[Recorded data]:
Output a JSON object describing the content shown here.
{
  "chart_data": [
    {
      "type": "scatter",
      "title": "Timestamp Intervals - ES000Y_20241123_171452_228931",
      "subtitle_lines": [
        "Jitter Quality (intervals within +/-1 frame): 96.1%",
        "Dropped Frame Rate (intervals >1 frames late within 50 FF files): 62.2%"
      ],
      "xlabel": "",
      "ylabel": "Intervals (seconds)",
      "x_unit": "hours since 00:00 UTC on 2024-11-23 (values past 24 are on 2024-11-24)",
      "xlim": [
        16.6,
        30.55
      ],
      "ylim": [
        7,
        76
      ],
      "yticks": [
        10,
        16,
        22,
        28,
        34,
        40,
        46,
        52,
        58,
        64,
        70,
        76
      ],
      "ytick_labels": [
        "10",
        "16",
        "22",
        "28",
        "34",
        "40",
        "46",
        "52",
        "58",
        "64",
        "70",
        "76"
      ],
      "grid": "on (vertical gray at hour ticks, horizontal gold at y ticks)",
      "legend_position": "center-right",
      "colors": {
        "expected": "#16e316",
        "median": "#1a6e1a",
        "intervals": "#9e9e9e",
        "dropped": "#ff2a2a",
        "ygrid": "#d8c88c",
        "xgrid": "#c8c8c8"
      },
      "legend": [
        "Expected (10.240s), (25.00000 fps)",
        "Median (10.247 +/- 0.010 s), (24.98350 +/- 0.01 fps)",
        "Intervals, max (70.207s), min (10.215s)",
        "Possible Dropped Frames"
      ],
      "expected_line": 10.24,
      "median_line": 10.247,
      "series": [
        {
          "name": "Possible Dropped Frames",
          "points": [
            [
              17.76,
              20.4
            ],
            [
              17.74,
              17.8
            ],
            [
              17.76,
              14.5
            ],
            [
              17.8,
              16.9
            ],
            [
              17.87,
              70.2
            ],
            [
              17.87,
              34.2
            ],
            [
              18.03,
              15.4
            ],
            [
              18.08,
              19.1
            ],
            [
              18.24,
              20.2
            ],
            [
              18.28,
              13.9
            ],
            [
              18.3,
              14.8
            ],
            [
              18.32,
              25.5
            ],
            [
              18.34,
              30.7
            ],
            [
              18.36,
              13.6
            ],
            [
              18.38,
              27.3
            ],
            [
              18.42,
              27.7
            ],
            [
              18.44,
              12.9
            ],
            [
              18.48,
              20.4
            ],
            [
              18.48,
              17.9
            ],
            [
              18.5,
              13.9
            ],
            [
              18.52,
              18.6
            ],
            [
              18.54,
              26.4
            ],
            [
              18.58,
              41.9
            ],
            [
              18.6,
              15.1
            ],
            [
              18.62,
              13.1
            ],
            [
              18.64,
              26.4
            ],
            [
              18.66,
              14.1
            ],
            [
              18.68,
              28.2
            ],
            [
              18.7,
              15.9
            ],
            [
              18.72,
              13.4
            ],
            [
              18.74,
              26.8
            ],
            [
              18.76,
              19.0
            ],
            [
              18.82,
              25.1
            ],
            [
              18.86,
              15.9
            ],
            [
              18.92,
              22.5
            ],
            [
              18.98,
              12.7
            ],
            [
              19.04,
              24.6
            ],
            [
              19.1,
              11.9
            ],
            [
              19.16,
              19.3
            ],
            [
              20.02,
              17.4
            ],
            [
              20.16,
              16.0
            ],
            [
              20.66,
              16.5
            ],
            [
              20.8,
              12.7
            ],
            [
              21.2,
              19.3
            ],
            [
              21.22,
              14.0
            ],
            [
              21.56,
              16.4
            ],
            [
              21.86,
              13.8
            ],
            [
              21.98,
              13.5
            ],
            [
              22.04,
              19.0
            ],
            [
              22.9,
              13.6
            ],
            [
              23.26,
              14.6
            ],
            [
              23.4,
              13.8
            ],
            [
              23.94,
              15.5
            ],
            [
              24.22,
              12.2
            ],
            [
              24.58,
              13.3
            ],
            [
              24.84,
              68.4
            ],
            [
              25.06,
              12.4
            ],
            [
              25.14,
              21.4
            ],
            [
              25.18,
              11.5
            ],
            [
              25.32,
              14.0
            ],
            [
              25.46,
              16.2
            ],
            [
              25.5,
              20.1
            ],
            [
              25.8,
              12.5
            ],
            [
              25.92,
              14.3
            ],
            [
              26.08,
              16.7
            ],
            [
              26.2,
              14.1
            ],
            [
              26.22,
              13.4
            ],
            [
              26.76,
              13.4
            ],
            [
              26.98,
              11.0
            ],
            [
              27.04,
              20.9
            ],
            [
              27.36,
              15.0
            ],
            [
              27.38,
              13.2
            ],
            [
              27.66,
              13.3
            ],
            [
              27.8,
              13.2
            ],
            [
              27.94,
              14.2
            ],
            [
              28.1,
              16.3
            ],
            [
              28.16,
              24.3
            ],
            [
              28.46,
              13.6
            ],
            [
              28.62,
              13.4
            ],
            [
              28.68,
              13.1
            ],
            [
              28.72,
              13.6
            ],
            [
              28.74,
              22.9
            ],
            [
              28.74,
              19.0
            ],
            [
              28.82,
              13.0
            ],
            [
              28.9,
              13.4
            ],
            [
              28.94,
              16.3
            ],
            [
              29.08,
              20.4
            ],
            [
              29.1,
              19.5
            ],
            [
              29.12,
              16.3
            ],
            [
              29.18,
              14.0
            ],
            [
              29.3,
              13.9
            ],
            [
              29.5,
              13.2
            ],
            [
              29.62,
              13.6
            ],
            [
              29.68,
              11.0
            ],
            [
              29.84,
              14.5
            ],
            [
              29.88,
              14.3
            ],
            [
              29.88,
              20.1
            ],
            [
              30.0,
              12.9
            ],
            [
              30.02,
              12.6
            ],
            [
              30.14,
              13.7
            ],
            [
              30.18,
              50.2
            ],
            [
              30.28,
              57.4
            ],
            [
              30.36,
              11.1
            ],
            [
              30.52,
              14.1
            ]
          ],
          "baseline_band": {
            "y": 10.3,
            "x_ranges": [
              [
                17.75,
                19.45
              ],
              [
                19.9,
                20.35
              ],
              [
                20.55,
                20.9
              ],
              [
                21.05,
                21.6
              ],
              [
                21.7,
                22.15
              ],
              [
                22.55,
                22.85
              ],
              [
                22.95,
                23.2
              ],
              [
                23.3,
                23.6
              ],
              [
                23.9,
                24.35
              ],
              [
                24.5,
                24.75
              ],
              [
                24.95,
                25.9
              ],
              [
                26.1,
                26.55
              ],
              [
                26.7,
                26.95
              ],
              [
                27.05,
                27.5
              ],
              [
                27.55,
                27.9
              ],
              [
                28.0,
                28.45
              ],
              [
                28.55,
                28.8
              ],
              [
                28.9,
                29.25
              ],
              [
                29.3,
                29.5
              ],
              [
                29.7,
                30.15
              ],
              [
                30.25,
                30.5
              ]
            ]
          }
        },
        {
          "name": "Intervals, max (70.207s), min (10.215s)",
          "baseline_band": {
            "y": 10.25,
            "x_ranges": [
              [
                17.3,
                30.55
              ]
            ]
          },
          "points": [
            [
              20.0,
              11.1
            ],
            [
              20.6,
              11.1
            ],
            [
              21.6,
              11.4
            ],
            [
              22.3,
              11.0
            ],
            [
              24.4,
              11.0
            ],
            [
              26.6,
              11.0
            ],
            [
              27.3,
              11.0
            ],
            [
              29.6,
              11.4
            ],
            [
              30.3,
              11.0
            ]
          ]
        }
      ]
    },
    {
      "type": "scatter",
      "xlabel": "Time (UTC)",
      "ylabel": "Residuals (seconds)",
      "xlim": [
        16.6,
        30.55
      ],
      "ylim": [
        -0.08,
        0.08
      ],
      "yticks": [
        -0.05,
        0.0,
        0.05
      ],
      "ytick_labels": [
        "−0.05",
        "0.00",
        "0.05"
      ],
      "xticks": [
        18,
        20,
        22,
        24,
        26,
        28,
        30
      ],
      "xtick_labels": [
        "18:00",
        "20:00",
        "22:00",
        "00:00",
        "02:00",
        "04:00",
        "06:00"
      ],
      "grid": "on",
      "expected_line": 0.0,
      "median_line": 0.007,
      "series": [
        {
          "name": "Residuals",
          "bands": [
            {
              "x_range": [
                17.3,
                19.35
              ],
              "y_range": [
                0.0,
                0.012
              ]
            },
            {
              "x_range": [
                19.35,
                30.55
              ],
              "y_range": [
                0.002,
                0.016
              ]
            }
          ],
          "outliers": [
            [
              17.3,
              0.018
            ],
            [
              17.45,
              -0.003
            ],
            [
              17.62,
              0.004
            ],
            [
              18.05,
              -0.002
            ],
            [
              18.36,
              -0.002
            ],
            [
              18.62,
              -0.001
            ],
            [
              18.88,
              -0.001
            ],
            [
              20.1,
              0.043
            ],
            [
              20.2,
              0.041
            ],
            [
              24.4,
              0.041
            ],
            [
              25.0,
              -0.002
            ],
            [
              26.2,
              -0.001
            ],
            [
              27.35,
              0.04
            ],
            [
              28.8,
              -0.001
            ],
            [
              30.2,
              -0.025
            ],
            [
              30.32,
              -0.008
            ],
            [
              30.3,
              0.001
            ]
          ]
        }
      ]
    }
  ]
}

[Work required]:
Find every line in the records above that holds the word "name", and copy each one.

[Output of the exercise]:
          "name": "Possible Dropped Frames",
          "name": "Intervals, max (70.207s), min (10.215s)",
          "name": "Residuals",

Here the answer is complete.